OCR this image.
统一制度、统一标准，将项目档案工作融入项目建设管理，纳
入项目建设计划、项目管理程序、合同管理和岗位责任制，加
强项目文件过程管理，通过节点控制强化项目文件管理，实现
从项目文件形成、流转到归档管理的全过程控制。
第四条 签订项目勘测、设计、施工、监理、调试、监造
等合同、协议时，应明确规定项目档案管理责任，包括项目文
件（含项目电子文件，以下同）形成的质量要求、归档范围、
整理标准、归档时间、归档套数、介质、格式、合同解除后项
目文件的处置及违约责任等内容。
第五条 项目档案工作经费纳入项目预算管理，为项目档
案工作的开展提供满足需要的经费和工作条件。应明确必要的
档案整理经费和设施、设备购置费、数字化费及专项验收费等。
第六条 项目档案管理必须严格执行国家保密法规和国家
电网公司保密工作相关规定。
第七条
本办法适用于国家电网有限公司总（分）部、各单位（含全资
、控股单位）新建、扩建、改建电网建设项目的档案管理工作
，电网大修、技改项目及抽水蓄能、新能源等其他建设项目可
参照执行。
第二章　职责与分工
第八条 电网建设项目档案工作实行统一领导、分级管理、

#### [To be done]
Write out all of the records once more, exactly.

#### [Exercise output]
OCR this image.
统一制度、统一标准，将项目档案工作融入项目建设管理，纳
入项目建设计划、项目管理程序、合同管理和岗位责任制，加
强项目文件过程管理，通过节点控制强化项目文件管理，实现
从项目文件形成、流转到归档管理的全过程控制。
第四条 签订项目勘测、设计、施工、监理、调试、监造
等合同、协议时，应明确规定项目档案管理责任，包括项目文
件（含项目电子文件，以下同）形成的质量要求、归档范围、
整理标准、归档时间、归档套数、介质、格式、合同解除后项
目文件的处置及违约责任等内容。
第五条 项目档案工作经费纳入项目预算管理，为项目档
案工作的开展提供满足需要的经费和工作条件。应明确必要的
档案整理经费和设施、设备购置费、数字化费及专项验收费等。
第六条 项目档案管理必须严格执行国家保密法规和国家
电网公司保密工作相关规定。
第七条
本办法适用于国家电网有限公司总（分）部、各单位（含全资
、控股单位）新建、扩建、改建电网建设项目的档案管理工作
，电网大修、技改项目及抽水蓄能、新能源等其他建设项目可
参照执行。
第二章　职责与分工
第八条 电网建设项目档案工作实行统一领导、分级管理、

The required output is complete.